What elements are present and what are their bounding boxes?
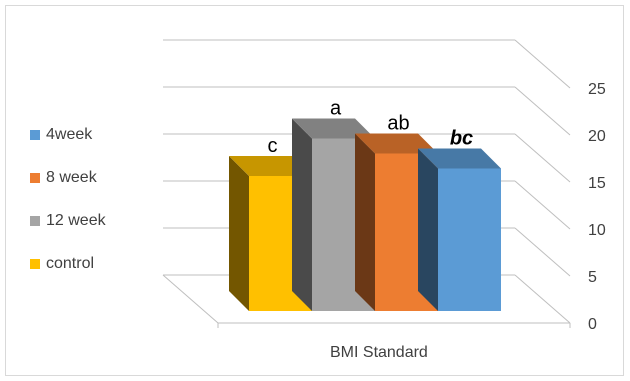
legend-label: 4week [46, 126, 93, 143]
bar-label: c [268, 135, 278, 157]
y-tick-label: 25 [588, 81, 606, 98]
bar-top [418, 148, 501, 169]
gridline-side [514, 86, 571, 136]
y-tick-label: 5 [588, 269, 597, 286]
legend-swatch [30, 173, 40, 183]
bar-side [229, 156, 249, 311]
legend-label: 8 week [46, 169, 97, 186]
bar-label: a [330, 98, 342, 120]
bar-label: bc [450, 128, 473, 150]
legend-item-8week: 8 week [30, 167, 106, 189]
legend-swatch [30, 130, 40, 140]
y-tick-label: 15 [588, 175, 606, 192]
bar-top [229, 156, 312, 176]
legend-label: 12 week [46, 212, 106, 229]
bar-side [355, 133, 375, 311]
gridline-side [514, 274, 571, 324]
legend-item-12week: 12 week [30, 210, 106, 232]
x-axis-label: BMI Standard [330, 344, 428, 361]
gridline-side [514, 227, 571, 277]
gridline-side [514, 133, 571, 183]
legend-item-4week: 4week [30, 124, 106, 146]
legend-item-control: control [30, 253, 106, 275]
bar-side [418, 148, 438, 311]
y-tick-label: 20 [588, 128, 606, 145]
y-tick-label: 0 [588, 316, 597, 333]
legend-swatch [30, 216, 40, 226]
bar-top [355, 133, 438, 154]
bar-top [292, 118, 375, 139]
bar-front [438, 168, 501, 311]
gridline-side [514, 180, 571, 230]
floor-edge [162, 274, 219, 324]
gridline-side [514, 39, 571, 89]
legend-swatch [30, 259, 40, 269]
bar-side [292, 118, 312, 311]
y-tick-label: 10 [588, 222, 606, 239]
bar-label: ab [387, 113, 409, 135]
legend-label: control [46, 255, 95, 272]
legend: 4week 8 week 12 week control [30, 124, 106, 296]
***
§ WHAT THE TASK ASKS
Write out the listing above word for word, leaving out the picture.

§ ANSWER FOR THIS EXERCISE
What elements are present and what are their bounding boxes?
legend-label: 4week [46, 126, 93, 143]
bar-label: c [268, 135, 278, 157]
y-tick-label: 25 [588, 81, 606, 98]
bar-top [418, 148, 501, 169]
gridline-side [514, 86, 571, 136]
y-tick-label: 5 [588, 269, 597, 286]
legend-swatch [30, 173, 40, 183]
bar-side [229, 156, 249, 311]
legend-label: 8 week [46, 169, 97, 186]
bar-label: a [330, 98, 342, 120]
bar-label: bc [450, 128, 473, 150]
legend-item-8week: 8 week [30, 167, 106, 189]
legend-swatch [30, 130, 40, 140]
y-tick-label: 15 [588, 175, 606, 192]
bar-top [229, 156, 312, 176]
legend-label: 12 week [46, 212, 106, 229]
bar-side [355, 133, 375, 311]
gridline-side [514, 274, 571, 324]
legend-item-12week: 12 week [30, 210, 106, 232]
x-axis-label: BMI Standard [330, 344, 428, 361]
gridline-side [514, 227, 571, 277]
gridline-side [514, 133, 571, 183]
legend-item-4week: 4week [30, 124, 106, 146]
legend-item-control: control [30, 253, 106, 275]
bar-side [418, 148, 438, 311]
y-tick-label: 20 [588, 128, 606, 145]
y-tick-label: 0 [588, 316, 597, 333]
legend-swatch [30, 216, 40, 226]
bar-top [355, 133, 438, 154]
bar-top [292, 118, 375, 139]
bar-front [438, 168, 501, 311]
gridline-side [514, 180, 571, 230]
floor-edge [162, 274, 219, 324]
gridline-side [514, 39, 571, 89]
legend-swatch [30, 259, 40, 269]
bar-side [292, 118, 312, 311]
y-tick-label: 10 [588, 222, 606, 239]
bar-label: ab [387, 113, 409, 135]
legend-label: control [46, 255, 95, 272]
legend: 4week 8 week 12 week control [30, 124, 106, 296]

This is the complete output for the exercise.